Notice convening the Annual General Meeting of Lifco AB

The shareholders of Lifco AB (publ), org nr 5564653185, are hereby invited to attend the Annual General Meeting (AGM) to be held on Friday 23 April 2021, at 11.00 a.m. CEST.

Due to the ongoing pandemic, the Board of Lifco has decided to hold the AGM virtually through electronic connection with shareholders and provide the opportunity for shareholders to also vote by post. This will protect the health of shareholders and best help reduce the rate of inflection of COVID-19.

Right to attend

Shareholders who wish to attend the AGM must be recorded in the register of shareholders maintained by Euroclear Sweden AB on Thursday 15 April 2021.

In addition, shareholders must notify the Company of their intention to participate in the meeting:

  • Shareholders who choose to participate in, and vote at, the meeting online must give notice of participation not later than on Monday 19 April 2021.
  • Shareholders who choose to vote in advance give notice of participation by submitting their postal vote in accordance with the instructions in the “Postal voting” section below so that the postal vote is received by Lifco no later than Thursday 22 April 2021.

In order to be entitled to participate in the meeting, shareholders who have trustee-registered their shares must, in addition to notify its intention to participate in the meeting, re-register the shares with Euroclear Sweden AB in their own name, so that the shareholder is entered in the share register as per 15 April 2021. Such registration, which may be temporary (so called voting rights registration), is to be requested with the trustee in accordance with the trustee’s routines at such time in advance as decided by the trustee. Voting rights registrations made no later than the second banking day following 15 April 2021 will be taken into account in the production of the share register.

Notice of attendance

Notice of attendance shall be made in one of the following ways:

  • by submitting a postal voting form, see below for more information;
  • on Lifco’s website lifco.se/arsstamma;
  • by telephone +46 (0)8-402 92 82; or
  • in writing to Lifco AB, Attn: “AGM”, c/o Euroclear Sweden AB, P.O. Box 191, SE-101 23 Stockholm, Sweden.

The notice shall state name, address, telephone number, personal or corporate identity number, number of shares held and, if applicable, the number of advisors (not more than two). Registered participants will by post receive a registration card with information to enable online remote participation.

Shareholders represented by proxy shall issue a dated and signed power of attorney for the proxy. If the power of attorney is issued on behalf of a legal entity, a certified copy of a registration certificate or corresponding document shall be appended, which indicates the authorized signatories of the legal entity. The original power of attorney and, where applicable, the certificate should be submitted to the Company at the address indicated above well in advance of the meeting. Proxy forms are provided at the website lifco.se/arsstamma, and will be sent to shareholders that so request.

Postal voting

Shareholders may exercise their voting rights by voting in advance using postal voting. A special form must be used for postal voting, which is available via the website lifco.se/arsstamma. Shareholders do not need to submit a separate registration when voting by post only; a completed and signed postal voting form is valid as registration to participate in the AGM.

Provided material
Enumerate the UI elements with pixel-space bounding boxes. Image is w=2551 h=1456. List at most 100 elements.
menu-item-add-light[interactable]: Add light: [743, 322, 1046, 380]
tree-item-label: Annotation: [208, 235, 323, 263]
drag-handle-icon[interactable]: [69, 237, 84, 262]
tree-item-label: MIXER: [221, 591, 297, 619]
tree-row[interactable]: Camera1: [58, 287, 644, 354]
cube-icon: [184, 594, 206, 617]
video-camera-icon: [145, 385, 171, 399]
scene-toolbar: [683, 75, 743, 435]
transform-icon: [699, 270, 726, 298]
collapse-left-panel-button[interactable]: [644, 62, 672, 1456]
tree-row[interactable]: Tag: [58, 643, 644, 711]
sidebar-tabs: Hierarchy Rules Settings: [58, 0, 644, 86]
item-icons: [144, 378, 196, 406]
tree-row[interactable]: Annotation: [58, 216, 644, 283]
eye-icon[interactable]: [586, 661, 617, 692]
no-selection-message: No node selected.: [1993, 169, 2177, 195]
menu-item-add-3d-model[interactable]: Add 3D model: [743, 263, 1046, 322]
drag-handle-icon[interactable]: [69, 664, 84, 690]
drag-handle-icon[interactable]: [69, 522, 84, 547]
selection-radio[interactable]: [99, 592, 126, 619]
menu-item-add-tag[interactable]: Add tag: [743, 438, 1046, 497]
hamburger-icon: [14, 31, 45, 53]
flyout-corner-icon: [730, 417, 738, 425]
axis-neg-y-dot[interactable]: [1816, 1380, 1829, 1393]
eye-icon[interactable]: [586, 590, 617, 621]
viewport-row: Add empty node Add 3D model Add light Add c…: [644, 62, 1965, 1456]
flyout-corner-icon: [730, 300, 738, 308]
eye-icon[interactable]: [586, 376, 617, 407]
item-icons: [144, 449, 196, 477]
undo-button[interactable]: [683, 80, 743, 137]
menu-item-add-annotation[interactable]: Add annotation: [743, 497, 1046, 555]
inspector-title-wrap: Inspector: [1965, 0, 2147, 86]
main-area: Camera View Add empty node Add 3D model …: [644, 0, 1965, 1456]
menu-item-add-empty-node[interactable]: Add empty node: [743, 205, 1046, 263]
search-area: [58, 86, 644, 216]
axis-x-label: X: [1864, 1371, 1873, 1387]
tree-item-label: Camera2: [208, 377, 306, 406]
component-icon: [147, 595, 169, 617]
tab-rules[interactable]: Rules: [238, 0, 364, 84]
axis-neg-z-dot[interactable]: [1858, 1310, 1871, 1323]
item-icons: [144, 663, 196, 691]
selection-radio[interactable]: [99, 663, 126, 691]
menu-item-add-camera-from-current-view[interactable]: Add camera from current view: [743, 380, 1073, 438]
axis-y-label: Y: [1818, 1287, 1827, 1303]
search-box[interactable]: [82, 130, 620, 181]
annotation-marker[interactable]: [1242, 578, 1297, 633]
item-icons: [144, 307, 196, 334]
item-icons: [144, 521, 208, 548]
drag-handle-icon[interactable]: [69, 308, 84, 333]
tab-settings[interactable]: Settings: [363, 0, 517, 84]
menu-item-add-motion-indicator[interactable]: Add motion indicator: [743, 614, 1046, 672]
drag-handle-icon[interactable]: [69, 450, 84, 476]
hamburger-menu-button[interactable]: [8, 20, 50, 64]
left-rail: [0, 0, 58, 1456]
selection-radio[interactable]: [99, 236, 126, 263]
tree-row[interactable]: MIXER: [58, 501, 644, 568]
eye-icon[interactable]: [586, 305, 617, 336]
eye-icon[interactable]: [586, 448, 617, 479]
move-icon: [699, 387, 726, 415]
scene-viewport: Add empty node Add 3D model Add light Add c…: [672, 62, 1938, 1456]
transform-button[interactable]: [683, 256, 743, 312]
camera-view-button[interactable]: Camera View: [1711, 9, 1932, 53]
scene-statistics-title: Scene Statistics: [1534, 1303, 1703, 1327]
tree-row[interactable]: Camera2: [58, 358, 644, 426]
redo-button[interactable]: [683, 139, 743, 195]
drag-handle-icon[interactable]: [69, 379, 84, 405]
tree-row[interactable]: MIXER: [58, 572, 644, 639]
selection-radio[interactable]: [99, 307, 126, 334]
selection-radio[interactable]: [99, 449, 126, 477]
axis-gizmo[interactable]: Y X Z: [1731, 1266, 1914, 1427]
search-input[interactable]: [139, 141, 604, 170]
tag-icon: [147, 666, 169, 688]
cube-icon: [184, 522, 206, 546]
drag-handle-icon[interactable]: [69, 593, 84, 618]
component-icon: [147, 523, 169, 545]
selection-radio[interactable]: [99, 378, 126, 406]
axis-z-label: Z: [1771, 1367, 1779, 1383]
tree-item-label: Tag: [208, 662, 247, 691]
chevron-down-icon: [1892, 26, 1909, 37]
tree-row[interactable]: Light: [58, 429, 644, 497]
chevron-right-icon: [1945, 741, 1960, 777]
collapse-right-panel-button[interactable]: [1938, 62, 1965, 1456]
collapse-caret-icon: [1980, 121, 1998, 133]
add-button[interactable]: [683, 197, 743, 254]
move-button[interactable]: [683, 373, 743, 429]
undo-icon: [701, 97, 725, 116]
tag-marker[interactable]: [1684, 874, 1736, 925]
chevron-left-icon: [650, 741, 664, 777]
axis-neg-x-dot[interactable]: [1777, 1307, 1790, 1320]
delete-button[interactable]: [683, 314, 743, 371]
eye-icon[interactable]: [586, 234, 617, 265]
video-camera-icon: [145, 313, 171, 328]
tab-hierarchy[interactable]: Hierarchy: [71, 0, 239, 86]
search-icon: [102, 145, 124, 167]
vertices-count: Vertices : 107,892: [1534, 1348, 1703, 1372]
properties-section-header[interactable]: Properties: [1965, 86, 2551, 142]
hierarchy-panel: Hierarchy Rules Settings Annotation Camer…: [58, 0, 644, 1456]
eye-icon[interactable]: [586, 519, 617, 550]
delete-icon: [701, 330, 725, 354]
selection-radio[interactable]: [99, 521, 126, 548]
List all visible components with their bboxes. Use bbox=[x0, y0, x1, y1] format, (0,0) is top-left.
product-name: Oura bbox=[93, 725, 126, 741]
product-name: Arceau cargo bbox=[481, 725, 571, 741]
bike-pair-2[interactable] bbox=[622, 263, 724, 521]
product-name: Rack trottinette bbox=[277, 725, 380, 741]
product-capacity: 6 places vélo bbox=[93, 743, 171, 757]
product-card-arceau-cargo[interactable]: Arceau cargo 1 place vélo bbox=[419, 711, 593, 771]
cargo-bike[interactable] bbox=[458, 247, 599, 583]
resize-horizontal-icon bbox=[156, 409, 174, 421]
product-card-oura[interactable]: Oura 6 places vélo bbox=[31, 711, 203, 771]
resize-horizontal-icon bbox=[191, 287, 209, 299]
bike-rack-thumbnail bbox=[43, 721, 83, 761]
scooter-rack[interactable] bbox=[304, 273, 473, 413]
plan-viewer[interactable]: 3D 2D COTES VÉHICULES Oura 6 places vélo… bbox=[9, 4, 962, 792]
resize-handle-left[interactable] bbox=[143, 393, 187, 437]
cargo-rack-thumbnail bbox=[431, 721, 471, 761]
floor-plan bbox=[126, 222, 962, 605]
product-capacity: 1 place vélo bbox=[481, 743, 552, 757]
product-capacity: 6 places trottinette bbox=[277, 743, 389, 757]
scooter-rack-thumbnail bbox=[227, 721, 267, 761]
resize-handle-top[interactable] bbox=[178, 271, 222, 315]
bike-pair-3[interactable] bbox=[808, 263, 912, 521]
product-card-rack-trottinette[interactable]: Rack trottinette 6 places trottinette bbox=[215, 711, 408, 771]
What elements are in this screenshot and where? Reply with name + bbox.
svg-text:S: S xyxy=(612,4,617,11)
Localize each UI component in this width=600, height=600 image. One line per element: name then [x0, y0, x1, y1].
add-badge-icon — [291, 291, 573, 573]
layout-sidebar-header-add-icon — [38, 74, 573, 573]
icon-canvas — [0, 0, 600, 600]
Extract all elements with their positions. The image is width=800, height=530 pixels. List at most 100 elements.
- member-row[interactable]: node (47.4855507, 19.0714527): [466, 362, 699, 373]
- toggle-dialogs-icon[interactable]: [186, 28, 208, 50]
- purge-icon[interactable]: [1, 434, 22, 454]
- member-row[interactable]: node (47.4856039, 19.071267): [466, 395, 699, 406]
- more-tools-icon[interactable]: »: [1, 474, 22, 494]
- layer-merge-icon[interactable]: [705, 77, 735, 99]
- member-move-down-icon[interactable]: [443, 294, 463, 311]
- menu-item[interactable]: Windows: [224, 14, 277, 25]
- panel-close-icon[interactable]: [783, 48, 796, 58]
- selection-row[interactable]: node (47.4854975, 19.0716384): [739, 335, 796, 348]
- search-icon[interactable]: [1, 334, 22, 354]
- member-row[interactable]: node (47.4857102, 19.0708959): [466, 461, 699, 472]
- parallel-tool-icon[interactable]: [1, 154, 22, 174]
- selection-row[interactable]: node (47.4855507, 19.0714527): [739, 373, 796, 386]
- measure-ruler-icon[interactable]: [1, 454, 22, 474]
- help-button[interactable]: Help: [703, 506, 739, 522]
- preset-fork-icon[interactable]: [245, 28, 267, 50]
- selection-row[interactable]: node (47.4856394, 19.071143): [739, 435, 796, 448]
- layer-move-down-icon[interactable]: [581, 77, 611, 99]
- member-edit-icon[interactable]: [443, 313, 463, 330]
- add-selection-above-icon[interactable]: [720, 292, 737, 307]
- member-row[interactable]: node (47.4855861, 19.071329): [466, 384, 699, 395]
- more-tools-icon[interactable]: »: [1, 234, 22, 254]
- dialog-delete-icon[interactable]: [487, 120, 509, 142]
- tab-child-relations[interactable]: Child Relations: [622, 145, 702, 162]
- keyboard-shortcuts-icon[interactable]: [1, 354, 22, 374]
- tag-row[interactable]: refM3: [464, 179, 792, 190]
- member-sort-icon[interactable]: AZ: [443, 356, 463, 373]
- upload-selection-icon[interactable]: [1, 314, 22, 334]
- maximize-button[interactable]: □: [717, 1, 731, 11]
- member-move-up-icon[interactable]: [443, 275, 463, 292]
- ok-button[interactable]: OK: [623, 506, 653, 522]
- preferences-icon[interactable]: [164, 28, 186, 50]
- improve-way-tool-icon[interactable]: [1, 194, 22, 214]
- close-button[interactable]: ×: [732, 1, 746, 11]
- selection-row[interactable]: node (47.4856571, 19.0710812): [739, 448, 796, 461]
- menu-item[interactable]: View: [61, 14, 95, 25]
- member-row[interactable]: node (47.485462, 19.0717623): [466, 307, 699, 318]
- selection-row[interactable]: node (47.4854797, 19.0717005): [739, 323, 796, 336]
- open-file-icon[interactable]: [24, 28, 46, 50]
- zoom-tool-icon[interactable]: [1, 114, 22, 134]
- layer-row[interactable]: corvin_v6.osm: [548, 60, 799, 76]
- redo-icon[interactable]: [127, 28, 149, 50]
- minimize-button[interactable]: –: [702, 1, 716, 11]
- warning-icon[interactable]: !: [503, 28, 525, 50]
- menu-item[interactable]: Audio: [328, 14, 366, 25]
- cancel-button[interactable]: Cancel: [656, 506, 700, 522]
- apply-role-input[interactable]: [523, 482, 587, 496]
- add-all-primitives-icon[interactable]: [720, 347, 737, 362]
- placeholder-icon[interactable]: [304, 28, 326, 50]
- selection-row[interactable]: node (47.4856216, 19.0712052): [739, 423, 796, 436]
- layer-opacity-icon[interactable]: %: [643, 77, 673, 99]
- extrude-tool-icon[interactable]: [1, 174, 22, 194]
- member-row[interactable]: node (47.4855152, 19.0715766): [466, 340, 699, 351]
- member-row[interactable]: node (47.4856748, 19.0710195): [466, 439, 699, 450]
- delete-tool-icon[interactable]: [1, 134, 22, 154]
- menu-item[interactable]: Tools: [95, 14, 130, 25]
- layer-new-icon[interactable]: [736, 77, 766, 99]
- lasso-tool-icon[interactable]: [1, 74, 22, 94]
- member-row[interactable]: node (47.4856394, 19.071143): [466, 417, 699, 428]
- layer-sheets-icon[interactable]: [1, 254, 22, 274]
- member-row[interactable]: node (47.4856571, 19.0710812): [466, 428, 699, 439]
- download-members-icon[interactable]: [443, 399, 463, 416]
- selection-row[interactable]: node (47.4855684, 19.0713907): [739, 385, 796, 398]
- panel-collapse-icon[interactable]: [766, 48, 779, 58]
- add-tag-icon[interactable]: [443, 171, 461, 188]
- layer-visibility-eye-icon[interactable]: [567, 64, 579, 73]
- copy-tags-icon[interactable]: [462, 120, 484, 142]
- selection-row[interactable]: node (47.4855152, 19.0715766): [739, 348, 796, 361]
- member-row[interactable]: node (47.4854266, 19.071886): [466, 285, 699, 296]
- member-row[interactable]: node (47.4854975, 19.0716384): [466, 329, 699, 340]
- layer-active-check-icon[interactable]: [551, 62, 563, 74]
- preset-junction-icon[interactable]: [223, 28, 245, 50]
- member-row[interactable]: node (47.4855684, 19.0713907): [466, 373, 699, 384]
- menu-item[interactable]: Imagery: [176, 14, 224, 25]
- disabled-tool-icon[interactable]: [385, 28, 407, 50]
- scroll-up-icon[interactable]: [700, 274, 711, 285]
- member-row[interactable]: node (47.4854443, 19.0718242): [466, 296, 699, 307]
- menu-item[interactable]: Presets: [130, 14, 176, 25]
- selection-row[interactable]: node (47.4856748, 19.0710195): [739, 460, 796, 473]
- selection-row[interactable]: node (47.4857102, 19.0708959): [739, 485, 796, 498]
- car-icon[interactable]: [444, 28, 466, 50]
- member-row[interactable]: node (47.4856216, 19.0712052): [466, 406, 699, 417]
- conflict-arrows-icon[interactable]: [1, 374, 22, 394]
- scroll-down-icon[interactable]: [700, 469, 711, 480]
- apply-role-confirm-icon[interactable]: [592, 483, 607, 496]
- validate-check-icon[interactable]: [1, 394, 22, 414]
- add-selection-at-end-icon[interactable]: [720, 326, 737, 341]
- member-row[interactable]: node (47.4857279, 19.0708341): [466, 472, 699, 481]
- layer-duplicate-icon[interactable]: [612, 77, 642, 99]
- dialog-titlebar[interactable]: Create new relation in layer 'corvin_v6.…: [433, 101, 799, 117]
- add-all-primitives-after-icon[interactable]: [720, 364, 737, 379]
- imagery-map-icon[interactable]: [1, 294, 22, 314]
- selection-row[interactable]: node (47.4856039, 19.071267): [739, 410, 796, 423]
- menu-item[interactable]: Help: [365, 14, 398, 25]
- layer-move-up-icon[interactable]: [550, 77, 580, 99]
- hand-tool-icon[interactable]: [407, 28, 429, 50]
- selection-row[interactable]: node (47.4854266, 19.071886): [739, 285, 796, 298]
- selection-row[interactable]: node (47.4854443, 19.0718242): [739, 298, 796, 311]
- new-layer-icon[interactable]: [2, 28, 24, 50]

What to produce
Return the passage of the Lifco meeting notice starting with "The shareholders of" and going on through "19 April 2021.", unchanged. These items aren't needed for the work here.

Answer section
The shareholders of Lifco AB (publ), org nr 5564653185, are hereby invited to attend the Annual General Meeting (AGM) to be held on Friday 23 April 2021, at 11.00 a.m. CEST.

Due to the ongoing pandemic, the Board of Lifco has decided to hold the AGM virtually through electronic connection with shareholders and provide the opportunity for shareholders to also vote by post. This will protect the health of shareholders and best help reduce the rate of inflection of COVID-19.

Right to attend

Shareholders who wish to attend the AGM must be recorded in the register of shareholders maintained by Euroclear Sweden AB on Thursday 15 April 2021.

In addition, shareholders must notify the Company of their intention to participate in the meeting:

  • Shareholders who choose to participate in, and vote at, the meeting online must give notice of participation not later than on Monday 19 April 2021.